| DIRECTIONS |
Assemble all lines in which the string "JSON" appears.

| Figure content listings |
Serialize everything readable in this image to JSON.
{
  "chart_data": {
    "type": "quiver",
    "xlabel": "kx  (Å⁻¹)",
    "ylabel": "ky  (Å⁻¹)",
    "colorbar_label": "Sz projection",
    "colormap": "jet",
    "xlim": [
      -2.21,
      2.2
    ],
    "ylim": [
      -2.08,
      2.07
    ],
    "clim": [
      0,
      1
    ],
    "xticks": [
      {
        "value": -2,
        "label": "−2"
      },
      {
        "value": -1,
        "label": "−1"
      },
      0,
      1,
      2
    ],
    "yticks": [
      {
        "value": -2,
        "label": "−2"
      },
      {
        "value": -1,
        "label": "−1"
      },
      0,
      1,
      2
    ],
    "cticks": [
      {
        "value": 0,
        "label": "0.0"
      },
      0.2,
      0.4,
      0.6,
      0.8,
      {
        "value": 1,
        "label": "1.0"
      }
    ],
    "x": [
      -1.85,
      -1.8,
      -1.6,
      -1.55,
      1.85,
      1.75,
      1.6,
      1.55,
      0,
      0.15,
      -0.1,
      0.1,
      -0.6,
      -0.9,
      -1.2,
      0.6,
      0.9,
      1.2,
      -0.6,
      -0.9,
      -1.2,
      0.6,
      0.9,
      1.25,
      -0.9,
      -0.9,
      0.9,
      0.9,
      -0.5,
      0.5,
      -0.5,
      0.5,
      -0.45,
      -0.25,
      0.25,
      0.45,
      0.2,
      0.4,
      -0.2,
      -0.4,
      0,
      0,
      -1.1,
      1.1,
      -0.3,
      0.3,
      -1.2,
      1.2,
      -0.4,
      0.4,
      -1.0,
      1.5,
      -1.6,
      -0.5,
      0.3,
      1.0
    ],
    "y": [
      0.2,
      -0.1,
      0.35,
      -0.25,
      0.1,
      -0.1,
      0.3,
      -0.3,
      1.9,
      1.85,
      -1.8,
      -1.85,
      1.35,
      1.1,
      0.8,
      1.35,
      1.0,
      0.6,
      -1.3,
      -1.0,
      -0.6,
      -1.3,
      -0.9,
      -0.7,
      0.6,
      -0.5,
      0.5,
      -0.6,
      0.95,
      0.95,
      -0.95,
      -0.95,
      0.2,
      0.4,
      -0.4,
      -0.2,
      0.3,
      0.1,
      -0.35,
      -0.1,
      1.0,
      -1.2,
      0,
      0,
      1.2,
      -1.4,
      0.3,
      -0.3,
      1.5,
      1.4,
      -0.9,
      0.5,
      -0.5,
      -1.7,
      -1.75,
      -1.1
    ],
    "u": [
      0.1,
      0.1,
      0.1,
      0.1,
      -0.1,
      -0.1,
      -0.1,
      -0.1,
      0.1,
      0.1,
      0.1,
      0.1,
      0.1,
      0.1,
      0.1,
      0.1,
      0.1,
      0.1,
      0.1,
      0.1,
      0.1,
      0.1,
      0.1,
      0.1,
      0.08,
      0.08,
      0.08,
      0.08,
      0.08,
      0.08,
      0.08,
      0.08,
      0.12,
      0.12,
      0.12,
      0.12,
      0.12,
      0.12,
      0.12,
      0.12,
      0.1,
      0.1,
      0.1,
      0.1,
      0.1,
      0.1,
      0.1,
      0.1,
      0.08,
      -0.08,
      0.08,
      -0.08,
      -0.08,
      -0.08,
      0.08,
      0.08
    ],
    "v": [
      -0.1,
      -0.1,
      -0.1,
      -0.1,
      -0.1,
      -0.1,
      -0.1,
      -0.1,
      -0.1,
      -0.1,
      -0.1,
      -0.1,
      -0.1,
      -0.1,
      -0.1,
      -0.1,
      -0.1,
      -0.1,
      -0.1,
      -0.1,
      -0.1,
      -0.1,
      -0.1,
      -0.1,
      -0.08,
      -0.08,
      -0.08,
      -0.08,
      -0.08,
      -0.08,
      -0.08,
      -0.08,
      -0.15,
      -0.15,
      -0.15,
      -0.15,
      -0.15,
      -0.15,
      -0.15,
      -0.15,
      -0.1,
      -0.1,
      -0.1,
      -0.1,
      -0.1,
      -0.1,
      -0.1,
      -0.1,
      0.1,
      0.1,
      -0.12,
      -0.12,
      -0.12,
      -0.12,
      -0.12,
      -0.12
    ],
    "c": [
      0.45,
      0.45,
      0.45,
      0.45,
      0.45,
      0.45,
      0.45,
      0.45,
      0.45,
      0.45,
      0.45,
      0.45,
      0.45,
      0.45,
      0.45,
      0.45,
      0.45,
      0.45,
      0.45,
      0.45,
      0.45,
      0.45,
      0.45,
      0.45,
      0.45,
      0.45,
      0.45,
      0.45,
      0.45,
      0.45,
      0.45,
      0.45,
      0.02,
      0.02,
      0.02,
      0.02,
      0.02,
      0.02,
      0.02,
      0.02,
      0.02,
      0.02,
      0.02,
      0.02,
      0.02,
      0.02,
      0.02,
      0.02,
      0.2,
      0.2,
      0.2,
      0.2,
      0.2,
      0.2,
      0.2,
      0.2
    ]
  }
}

--

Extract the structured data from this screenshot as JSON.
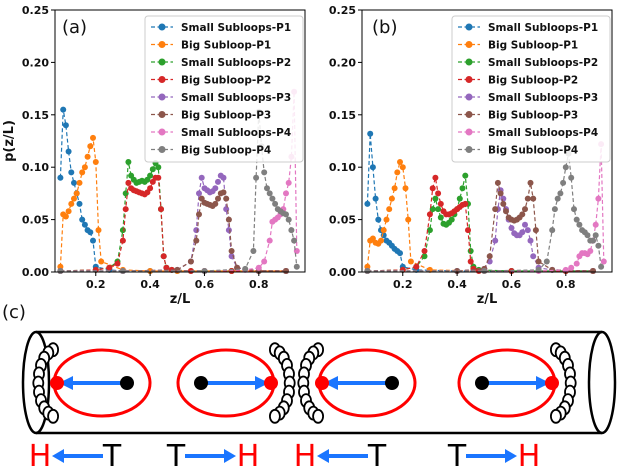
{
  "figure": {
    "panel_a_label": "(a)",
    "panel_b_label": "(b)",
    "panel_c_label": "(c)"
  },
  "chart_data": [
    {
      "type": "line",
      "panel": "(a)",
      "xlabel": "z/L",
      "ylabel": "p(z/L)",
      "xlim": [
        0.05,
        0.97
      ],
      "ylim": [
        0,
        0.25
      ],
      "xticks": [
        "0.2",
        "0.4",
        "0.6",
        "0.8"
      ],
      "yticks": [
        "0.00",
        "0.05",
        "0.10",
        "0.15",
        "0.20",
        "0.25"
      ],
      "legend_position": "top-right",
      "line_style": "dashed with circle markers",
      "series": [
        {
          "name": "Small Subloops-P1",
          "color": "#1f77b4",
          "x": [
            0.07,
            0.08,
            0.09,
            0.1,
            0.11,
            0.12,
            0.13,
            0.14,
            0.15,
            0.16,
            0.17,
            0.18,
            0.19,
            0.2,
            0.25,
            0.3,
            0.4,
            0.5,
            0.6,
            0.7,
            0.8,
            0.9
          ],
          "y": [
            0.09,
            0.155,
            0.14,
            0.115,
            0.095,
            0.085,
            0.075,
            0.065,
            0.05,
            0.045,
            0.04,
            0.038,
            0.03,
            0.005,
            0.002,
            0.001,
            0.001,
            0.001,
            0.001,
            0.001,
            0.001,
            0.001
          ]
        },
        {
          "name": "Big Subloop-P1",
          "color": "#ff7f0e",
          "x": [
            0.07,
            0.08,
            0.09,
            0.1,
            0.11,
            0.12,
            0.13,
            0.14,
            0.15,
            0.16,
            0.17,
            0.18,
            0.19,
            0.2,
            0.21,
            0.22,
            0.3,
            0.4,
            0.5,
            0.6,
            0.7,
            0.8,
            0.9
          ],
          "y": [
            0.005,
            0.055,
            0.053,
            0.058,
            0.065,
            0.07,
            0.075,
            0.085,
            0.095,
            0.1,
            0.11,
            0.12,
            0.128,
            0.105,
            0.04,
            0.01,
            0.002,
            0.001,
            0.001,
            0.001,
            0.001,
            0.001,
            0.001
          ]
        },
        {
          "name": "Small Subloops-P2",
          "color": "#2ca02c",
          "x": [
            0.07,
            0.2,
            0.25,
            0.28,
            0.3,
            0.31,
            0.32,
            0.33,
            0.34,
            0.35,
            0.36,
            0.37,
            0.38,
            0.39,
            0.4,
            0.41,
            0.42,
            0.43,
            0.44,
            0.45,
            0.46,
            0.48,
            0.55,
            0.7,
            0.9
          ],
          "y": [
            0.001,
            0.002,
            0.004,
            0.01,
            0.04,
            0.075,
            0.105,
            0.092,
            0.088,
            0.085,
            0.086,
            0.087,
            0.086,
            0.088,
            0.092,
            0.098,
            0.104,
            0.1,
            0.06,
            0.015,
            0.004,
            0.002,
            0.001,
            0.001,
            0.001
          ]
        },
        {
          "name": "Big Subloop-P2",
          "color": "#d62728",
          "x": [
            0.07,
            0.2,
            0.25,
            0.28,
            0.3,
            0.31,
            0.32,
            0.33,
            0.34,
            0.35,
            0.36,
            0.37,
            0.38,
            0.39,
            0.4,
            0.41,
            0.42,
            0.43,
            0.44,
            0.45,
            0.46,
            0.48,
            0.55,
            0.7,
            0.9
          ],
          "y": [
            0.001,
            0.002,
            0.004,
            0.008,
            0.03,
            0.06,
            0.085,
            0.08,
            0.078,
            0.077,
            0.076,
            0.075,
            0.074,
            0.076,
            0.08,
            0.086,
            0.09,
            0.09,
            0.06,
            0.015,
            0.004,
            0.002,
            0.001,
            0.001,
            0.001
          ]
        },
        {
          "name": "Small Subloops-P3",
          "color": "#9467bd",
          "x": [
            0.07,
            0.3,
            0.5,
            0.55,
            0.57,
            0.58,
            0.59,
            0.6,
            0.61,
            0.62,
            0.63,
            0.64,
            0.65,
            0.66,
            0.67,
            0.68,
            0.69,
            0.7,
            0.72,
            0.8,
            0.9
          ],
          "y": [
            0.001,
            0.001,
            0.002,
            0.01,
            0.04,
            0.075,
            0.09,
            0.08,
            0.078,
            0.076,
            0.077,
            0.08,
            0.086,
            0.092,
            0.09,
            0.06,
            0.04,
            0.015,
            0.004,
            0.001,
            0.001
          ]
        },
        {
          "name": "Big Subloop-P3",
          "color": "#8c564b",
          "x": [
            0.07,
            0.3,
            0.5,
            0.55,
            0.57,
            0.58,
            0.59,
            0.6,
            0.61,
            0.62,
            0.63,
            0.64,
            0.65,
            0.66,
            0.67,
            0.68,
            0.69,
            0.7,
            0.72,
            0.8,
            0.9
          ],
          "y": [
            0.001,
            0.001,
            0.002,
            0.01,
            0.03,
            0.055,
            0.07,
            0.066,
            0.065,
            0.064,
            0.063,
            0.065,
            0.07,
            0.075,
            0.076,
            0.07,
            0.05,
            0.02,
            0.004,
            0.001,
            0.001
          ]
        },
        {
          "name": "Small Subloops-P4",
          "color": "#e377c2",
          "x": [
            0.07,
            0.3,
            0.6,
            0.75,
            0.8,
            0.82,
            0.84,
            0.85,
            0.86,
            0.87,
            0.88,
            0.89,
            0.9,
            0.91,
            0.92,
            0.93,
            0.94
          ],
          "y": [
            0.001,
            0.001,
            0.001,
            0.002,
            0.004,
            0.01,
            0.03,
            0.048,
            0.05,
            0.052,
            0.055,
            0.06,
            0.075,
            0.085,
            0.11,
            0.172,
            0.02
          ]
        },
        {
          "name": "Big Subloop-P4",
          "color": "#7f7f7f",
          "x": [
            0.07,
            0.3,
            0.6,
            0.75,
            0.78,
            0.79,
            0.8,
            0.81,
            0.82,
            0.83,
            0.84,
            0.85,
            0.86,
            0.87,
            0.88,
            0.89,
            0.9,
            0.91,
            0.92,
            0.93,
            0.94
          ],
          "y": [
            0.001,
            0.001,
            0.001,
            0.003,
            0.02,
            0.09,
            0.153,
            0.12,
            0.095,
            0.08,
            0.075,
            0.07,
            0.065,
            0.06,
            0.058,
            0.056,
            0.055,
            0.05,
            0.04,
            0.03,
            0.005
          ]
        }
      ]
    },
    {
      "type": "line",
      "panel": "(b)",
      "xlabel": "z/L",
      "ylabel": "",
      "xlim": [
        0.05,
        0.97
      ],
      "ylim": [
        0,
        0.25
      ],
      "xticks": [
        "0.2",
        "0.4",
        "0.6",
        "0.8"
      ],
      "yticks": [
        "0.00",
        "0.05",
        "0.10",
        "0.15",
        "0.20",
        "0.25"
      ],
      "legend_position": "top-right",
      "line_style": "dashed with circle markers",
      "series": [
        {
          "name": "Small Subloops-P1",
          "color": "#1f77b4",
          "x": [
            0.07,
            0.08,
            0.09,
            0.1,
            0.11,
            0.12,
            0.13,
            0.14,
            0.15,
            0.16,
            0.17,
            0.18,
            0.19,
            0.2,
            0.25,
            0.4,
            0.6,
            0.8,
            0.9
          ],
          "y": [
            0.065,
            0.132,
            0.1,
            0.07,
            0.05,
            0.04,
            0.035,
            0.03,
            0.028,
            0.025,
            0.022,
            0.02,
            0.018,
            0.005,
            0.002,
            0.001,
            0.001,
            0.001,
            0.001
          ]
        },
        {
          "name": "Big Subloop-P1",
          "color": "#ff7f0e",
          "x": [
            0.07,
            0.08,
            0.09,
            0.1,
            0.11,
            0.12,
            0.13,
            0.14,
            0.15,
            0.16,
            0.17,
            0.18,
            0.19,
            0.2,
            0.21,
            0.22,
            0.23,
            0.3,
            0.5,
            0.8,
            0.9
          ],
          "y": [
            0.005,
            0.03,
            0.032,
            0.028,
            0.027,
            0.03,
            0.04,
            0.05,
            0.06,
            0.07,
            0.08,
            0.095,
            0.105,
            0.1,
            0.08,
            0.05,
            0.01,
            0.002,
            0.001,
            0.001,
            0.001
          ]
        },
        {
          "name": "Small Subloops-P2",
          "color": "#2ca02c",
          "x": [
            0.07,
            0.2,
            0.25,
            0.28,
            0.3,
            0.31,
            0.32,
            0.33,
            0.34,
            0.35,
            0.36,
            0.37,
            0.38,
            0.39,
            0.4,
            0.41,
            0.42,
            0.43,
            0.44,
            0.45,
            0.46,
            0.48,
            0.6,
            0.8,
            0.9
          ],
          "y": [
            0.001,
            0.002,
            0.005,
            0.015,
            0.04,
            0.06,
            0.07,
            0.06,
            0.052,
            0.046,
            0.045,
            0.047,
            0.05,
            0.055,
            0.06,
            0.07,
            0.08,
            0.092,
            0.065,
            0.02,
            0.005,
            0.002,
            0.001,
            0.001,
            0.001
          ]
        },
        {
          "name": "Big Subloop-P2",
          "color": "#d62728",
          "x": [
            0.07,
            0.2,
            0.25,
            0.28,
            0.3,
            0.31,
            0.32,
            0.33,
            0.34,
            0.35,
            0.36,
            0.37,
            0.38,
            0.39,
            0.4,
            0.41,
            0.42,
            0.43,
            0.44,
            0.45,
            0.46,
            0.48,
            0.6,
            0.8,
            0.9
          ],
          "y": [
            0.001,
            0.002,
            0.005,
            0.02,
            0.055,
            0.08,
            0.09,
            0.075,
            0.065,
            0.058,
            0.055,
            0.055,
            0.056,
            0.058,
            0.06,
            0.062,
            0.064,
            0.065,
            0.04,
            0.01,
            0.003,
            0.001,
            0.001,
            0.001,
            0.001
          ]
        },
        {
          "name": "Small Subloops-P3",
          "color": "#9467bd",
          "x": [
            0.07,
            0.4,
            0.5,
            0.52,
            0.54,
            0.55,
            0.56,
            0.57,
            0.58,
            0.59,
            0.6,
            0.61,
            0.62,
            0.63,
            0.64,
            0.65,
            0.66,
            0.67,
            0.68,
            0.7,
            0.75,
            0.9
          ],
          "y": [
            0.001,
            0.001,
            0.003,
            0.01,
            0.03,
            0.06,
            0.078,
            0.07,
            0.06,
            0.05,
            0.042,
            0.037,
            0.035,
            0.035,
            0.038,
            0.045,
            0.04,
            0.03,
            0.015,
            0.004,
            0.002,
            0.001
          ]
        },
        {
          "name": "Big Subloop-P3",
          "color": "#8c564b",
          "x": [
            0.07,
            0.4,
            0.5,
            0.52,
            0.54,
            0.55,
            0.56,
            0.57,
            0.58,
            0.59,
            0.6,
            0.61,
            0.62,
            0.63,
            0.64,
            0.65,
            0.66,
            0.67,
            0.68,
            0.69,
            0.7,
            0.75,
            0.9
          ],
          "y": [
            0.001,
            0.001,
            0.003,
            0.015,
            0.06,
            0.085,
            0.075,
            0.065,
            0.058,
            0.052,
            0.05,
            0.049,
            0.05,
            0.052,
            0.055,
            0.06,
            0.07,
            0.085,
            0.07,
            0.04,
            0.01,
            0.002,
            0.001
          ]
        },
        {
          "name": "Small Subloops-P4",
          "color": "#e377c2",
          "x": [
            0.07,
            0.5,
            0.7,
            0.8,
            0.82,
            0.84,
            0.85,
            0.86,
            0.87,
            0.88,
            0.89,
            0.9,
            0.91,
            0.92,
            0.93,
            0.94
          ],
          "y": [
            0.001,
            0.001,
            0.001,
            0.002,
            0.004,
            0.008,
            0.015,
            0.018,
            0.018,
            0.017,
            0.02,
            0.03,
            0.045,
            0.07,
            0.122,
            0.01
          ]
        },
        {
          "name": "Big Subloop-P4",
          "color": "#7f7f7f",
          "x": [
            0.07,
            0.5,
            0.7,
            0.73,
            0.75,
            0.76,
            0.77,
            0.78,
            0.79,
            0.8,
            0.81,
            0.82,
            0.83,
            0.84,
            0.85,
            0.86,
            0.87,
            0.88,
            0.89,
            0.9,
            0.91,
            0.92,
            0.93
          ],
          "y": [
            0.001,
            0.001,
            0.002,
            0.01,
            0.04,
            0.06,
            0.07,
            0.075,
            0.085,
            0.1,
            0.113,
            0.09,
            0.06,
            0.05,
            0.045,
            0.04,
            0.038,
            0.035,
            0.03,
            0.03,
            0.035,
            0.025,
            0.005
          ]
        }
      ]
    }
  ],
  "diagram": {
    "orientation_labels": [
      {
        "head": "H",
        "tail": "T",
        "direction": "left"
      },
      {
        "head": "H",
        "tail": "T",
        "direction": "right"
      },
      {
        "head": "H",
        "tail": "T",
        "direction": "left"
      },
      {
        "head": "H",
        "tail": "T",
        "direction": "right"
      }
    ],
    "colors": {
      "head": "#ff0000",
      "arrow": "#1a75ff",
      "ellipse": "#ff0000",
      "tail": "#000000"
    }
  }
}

| ANSWER TO THE PROBLEM |
Serialize everything readable in this image to JSON.
Extract the structured data from this screenshot as JSON.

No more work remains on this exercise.